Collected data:
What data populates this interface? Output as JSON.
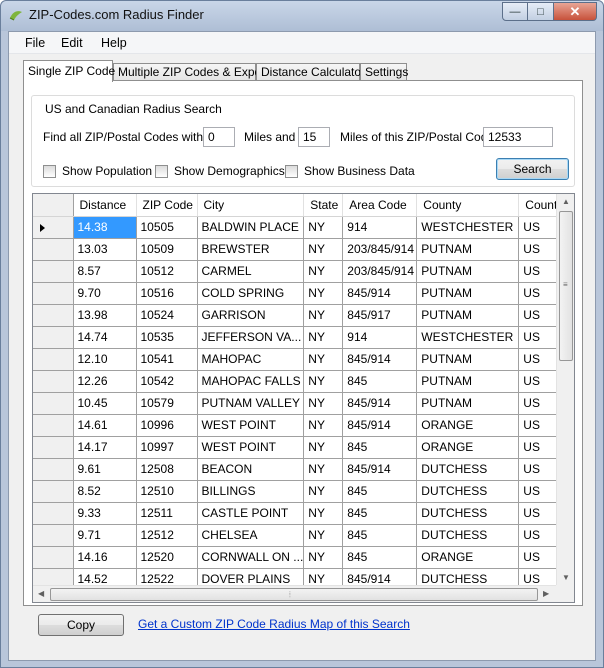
{
  "window": {
    "title": "ZIP-Codes.com Radius Finder",
    "icon": "zip-codes-logo",
    "controls": {
      "minimize": "—",
      "maximize": "□",
      "close": "✕"
    }
  },
  "menu": [
    "File",
    "Edit",
    "Help"
  ],
  "tabs": [
    {
      "label": "Single ZIP Code",
      "active": true
    },
    {
      "label": "Multiple ZIP Codes & Export",
      "active": false
    },
    {
      "label": "Distance Calculator",
      "active": false
    },
    {
      "label": "Settings",
      "active": false
    }
  ],
  "search": {
    "group_title": "US and Canadian Radius Search",
    "find_label": "Find all ZIP/Postal Codes within",
    "min_miles": "0",
    "miles_and_label": "Miles and",
    "max_miles": "15",
    "of_zip_label": "Miles of this ZIP/Postal Code",
    "zip": "12533",
    "show_population": "Show Population",
    "show_demographics": "Show Demographics",
    "show_business": "Show Business Data",
    "search_button": "Search"
  },
  "grid": {
    "columns": [
      "Distance",
      "ZIP Code",
      "City",
      "State",
      "Area Code",
      "County",
      "Country"
    ],
    "rows": [
      [
        "14.38",
        "10505",
        "BALDWIN PLACE",
        "NY",
        "914",
        "WESTCHESTER",
        "US"
      ],
      [
        "13.03",
        "10509",
        "BREWSTER",
        "NY",
        "203/845/914",
        "PUTNAM",
        "US"
      ],
      [
        "8.57",
        "10512",
        "CARMEL",
        "NY",
        "203/845/914",
        "PUTNAM",
        "US"
      ],
      [
        "9.70",
        "10516",
        "COLD SPRING",
        "NY",
        "845/914",
        "PUTNAM",
        "US"
      ],
      [
        "13.98",
        "10524",
        "GARRISON",
        "NY",
        "845/917",
        "PUTNAM",
        "US"
      ],
      [
        "14.74",
        "10535",
        "JEFFERSON VA...",
        "NY",
        "914",
        "WESTCHESTER",
        "US"
      ],
      [
        "12.10",
        "10541",
        "MAHOPAC",
        "NY",
        "845/914",
        "PUTNAM",
        "US"
      ],
      [
        "12.26",
        "10542",
        "MAHOPAC FALLS",
        "NY",
        "845",
        "PUTNAM",
        "US"
      ],
      [
        "10.45",
        "10579",
        "PUTNAM VALLEY",
        "NY",
        "845/914",
        "PUTNAM",
        "US"
      ],
      [
        "14.61",
        "10996",
        "WEST POINT",
        "NY",
        "845/914",
        "ORANGE",
        "US"
      ],
      [
        "14.17",
        "10997",
        "WEST POINT",
        "NY",
        "845",
        "ORANGE",
        "US"
      ],
      [
        "9.61",
        "12508",
        "BEACON",
        "NY",
        "845/914",
        "DUTCHESS",
        "US"
      ],
      [
        "8.52",
        "12510",
        "BILLINGS",
        "NY",
        "845",
        "DUTCHESS",
        "US"
      ],
      [
        "9.33",
        "12511",
        "CASTLE POINT",
        "NY",
        "845",
        "DUTCHESS",
        "US"
      ],
      [
        "9.71",
        "12512",
        "CHELSEA",
        "NY",
        "845",
        "DUTCHESS",
        "US"
      ],
      [
        "14.16",
        "12520",
        "CORNWALL ON ...",
        "NY",
        "845",
        "ORANGE",
        "US"
      ],
      [
        "14.52",
        "12522",
        "DOVER PLAINS",
        "NY",
        "845/914",
        "DUTCHESS",
        "US"
      ]
    ]
  },
  "footer": {
    "copy_button": "Copy",
    "map_link": "Get a Custom ZIP Code Radius Map of this Search"
  }
}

■ Requirements ■
Images do not belong in the copy; reproduce all other parts of the records above verbatim.

■ Answer to this task ■
What data populates this interface? Output as JSON.
{
  "window": {
    "title": "ZIP-Codes.com Radius Finder",
    "icon": "zip-codes-logo",
    "controls": {
      "minimize": "—",
      "maximize": "□",
      "close": "✕"
    }
  },
  "menu": [
    "File",
    "Edit",
    "Help"
  ],
  "tabs": [
    {
      "label": "Single ZIP Code",
      "active": true
    },
    {
      "label": "Multiple ZIP Codes & Export",
      "active": false
    },
    {
      "label": "Distance Calculator",
      "active": false
    },
    {
      "label": "Settings",
      "active": false
    }
  ],
  "search": {
    "group_title": "US and Canadian Radius Search",
    "find_label": "Find all ZIP/Postal Codes within",
    "min_miles": "0",
    "miles_and_label": "Miles and",
    "max_miles": "15",
    "of_zip_label": "Miles of this ZIP/Postal Code",
    "zip": "12533",
    "show_population": "Show Population",
    "show_demographics": "Show Demographics",
    "show_business": "Show Business Data",
    "search_button": "Search"
  },
  "grid": {
    "columns": [
      "Distance",
      "ZIP Code",
      "City",
      "State",
      "Area Code",
      "County",
      "Country"
    ],
    "rows": [
      [
        "14.38",
        "10505",
        "BALDWIN PLACE",
        "NY",
        "914",
        "WESTCHESTER",
        "US"
      ],
      [
        "13.03",
        "10509",
        "BREWSTER",
        "NY",
        "203/845/914",
        "PUTNAM",
        "US"
      ],
      [
        "8.57",
        "10512",
        "CARMEL",
        "NY",
        "203/845/914",
        "PUTNAM",
        "US"
      ],
      [
        "9.70",
        "10516",
        "COLD SPRING",
        "NY",
        "845/914",
        "PUTNAM",
        "US"
      ],
      [
        "13.98",
        "10524",
        "GARRISON",
        "NY",
        "845/917",
        "PUTNAM",
        "US"
      ],
      [
        "14.74",
        "10535",
        "JEFFERSON VA...",
        "NY",
        "914",
        "WESTCHESTER",
        "US"
      ],
      [
        "12.10",
        "10541",
        "MAHOPAC",
        "NY",
        "845/914",
        "PUTNAM",
        "US"
      ],
      [
        "12.26",
        "10542",
        "MAHOPAC FALLS",
        "NY",
        "845",
        "PUTNAM",
        "US"
      ],
      [
        "10.45",
        "10579",
        "PUTNAM VALLEY",
        "NY",
        "845/914",
        "PUTNAM",
        "US"
      ],
      [
        "14.61",
        "10996",
        "WEST POINT",
        "NY",
        "845/914",
        "ORANGE",
        "US"
      ],
      [
        "14.17",
        "10997",
        "WEST POINT",
        "NY",
        "845",
        "ORANGE",
        "US"
      ],
      [
        "9.61",
        "12508",
        "BEACON",
        "NY",
        "845/914",
        "DUTCHESS",
        "US"
      ],
      [
        "8.52",
        "12510",
        "BILLINGS",
        "NY",
        "845",
        "DUTCHESS",
        "US"
      ],
      [
        "9.33",
        "12511",
        "CASTLE POINT",
        "NY",
        "845",
        "DUTCHESS",
        "US"
      ],
      [
        "9.71",
        "12512",
        "CHELSEA",
        "NY",
        "845",
        "DUTCHESS",
        "US"
      ],
      [
        "14.16",
        "12520",
        "CORNWALL ON ...",
        "NY",
        "845",
        "ORANGE",
        "US"
      ],
      [
        "14.52",
        "12522",
        "DOVER PLAINS",
        "NY",
        "845/914",
        "DUTCHESS",
        "US"
      ]
    ]
  },
  "footer": {
    "copy_button": "Copy",
    "map_link": "Get a Custom ZIP Code Radius Map of this Search"
  }
}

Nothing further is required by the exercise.